• INPUT FOR THIS TASK:
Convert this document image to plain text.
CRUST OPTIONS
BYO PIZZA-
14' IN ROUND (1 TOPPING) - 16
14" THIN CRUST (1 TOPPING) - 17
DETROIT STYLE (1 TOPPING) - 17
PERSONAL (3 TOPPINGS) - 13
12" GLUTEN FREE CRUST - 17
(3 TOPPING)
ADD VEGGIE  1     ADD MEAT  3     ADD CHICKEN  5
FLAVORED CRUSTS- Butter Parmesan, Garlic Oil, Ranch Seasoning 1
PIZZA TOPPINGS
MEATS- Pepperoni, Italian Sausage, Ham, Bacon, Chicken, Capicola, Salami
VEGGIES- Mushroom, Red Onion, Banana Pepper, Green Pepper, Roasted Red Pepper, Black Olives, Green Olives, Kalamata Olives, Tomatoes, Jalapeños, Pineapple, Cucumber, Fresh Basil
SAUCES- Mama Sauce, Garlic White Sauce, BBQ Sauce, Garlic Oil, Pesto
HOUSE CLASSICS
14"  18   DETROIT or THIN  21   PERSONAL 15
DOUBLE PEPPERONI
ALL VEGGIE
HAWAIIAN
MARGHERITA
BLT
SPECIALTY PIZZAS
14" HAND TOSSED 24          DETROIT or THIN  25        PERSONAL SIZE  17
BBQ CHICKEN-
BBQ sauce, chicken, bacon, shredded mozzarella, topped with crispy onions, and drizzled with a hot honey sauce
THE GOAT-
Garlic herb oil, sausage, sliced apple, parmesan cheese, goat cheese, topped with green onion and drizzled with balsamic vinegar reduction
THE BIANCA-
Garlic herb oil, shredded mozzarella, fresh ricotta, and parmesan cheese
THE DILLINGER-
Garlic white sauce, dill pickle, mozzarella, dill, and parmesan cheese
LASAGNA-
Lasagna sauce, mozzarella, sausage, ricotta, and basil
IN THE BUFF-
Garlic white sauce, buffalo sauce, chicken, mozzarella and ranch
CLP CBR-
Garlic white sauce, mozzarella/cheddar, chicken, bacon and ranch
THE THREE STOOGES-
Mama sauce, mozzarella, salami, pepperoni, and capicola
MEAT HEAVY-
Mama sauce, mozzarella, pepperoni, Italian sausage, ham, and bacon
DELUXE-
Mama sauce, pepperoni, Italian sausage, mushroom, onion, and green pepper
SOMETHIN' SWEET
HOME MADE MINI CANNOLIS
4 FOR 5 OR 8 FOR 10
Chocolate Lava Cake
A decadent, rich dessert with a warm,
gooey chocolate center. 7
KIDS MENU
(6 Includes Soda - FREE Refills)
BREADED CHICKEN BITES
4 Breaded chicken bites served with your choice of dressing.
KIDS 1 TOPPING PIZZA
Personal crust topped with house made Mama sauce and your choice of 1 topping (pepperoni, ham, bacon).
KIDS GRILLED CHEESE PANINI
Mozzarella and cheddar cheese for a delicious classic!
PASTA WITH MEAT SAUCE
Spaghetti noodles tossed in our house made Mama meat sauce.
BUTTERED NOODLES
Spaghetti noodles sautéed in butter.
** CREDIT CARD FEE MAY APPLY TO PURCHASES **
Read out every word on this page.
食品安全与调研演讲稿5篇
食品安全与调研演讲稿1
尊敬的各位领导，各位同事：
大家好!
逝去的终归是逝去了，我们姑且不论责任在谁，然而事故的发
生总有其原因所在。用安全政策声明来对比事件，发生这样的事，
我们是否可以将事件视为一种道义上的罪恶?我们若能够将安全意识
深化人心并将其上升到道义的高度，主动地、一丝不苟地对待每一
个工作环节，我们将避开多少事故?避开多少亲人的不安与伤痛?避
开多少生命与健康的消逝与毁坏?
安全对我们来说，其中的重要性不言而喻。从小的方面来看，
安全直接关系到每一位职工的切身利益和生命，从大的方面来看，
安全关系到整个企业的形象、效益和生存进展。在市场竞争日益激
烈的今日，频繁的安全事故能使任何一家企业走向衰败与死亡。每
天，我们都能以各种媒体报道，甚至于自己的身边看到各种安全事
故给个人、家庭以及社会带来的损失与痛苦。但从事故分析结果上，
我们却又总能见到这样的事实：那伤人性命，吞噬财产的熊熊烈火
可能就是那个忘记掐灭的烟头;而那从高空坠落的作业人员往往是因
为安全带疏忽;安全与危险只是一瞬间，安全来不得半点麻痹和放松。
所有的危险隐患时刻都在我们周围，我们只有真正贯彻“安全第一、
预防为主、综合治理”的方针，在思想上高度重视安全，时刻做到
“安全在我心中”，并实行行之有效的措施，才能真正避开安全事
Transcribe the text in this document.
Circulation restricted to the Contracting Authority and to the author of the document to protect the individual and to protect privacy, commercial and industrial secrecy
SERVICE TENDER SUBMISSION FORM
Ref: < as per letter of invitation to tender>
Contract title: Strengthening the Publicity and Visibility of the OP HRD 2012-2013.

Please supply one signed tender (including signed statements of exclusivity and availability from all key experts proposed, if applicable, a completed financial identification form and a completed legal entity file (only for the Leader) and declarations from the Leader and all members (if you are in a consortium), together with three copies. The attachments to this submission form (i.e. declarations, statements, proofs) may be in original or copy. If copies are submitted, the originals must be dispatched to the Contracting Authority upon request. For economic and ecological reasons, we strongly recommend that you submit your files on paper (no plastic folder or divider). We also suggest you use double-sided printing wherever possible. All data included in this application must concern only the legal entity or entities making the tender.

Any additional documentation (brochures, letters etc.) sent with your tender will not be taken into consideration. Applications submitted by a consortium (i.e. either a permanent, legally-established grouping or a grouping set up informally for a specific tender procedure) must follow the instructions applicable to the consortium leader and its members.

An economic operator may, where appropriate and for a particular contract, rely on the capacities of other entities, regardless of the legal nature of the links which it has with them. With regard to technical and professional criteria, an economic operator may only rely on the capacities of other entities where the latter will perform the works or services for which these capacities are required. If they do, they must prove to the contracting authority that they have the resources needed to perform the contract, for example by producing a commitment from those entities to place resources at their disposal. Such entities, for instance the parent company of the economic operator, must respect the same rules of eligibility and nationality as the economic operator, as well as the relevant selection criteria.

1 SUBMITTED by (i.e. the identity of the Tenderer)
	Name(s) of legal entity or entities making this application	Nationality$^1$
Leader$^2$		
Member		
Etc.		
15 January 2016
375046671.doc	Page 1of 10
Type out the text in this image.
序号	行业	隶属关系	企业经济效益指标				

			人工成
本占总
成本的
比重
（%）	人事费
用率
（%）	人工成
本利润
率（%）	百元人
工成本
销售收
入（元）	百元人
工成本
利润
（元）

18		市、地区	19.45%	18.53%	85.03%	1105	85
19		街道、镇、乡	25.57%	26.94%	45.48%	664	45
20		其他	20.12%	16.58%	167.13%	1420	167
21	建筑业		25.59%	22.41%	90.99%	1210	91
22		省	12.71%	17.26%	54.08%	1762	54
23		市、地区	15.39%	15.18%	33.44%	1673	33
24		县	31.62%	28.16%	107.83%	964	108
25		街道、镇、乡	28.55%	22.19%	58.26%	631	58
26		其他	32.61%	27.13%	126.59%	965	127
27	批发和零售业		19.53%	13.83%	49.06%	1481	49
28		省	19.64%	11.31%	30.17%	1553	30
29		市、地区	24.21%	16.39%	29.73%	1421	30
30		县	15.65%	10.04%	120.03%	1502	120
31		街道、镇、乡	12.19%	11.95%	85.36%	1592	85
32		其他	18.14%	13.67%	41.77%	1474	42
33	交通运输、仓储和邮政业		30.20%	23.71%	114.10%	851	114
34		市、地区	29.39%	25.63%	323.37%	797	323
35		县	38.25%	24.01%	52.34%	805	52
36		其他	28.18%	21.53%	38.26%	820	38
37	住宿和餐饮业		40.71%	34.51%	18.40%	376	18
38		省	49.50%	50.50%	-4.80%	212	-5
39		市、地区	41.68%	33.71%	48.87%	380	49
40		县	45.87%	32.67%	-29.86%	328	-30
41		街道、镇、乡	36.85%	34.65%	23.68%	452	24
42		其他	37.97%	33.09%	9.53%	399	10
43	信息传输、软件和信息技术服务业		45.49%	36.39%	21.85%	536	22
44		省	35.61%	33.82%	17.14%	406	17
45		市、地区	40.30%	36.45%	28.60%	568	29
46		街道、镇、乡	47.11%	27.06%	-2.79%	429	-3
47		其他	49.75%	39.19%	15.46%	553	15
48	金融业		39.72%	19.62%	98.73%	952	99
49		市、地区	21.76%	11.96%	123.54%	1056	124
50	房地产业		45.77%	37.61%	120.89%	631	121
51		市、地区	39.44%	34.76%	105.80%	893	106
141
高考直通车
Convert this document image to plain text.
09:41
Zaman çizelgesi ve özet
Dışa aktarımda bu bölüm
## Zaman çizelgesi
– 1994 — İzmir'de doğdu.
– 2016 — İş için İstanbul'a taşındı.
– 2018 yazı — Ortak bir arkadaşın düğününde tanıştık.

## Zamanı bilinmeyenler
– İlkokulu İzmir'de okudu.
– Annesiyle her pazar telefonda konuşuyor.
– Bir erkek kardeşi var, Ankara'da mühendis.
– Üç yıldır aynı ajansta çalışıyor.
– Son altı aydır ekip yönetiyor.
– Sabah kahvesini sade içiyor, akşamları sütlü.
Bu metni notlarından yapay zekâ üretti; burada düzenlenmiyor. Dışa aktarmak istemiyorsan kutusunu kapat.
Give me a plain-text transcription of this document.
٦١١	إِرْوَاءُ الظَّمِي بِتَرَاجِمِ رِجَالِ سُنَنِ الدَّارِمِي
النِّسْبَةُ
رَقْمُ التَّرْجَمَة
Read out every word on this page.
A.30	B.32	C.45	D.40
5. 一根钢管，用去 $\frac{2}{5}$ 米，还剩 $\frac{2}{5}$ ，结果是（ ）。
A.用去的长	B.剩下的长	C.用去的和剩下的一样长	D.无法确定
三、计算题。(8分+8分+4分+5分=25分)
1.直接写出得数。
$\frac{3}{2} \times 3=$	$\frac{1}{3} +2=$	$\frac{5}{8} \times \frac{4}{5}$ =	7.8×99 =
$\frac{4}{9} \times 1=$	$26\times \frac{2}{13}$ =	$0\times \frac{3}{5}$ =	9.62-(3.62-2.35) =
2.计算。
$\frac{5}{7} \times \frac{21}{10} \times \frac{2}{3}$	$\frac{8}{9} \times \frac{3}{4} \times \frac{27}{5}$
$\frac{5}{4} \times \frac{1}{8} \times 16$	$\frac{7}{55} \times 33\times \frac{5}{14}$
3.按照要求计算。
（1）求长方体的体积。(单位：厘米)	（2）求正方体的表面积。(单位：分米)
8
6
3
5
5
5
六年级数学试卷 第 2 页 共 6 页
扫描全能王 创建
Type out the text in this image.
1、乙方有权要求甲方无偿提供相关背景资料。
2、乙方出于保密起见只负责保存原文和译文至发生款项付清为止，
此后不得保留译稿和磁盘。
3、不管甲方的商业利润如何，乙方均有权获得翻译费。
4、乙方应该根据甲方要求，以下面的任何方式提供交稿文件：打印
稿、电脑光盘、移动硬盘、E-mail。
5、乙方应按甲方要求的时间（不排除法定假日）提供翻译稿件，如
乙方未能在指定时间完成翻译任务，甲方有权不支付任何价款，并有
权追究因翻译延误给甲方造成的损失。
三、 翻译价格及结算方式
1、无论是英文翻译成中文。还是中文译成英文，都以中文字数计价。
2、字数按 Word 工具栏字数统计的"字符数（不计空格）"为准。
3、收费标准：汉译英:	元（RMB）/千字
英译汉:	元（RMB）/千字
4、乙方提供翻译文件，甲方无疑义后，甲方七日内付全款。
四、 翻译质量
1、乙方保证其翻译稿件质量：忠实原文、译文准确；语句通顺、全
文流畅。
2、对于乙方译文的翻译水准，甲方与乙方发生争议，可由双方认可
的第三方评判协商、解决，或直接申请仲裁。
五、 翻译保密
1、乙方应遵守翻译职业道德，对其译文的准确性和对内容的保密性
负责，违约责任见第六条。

• WRITTEN REQUEST: Identify and copy all lines with the word "choice".

• RESPONSE:
4 Breaded chicken bites served with your choice of dressing.
Personal crust topped with house made Mama sauce and your choice of 1 topping (pepperoni, ham, bacon).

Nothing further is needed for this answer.